● **REQUIREMENT**: Only a number is wanted: how many lines of the entries include the string "euroa"?

● **DATASET**:

-=-=-

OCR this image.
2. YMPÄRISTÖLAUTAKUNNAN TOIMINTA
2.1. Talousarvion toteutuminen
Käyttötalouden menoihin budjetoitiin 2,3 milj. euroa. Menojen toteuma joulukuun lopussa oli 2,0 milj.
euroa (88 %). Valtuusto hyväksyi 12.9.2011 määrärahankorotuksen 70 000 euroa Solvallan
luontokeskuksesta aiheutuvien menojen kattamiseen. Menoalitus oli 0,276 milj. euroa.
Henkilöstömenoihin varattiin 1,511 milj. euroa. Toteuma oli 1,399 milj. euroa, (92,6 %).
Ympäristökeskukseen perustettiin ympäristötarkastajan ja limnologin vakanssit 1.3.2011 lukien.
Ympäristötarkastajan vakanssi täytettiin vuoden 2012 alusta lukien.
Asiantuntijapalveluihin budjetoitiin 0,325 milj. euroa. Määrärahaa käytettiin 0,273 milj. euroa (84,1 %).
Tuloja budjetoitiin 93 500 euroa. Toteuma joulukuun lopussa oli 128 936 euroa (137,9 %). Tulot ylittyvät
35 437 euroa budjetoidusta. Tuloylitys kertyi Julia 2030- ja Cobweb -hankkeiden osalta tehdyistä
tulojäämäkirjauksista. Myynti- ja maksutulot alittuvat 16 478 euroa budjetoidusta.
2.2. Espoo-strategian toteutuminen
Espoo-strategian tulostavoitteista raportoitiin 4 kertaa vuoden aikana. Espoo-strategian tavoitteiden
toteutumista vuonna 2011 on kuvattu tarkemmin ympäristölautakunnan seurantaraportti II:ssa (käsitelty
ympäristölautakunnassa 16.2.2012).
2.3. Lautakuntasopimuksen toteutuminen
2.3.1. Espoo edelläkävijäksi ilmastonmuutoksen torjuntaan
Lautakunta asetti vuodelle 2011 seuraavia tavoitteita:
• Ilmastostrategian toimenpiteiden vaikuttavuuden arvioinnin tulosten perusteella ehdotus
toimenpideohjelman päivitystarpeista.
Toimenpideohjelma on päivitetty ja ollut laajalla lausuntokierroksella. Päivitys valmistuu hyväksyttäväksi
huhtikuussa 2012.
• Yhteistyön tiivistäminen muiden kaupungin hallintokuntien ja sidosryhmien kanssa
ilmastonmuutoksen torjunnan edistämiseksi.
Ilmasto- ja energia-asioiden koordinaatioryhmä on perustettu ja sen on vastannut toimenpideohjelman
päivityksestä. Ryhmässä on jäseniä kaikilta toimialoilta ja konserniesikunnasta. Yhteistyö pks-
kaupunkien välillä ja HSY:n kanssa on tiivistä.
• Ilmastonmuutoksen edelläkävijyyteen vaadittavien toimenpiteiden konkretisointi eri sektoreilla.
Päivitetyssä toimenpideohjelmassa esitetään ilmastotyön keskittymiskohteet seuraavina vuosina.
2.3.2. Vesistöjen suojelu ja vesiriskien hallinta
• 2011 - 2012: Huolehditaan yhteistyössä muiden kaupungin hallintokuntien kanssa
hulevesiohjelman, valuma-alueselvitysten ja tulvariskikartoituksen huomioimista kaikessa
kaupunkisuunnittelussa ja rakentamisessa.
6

-=-=-

● **TASK ANSWER**: 8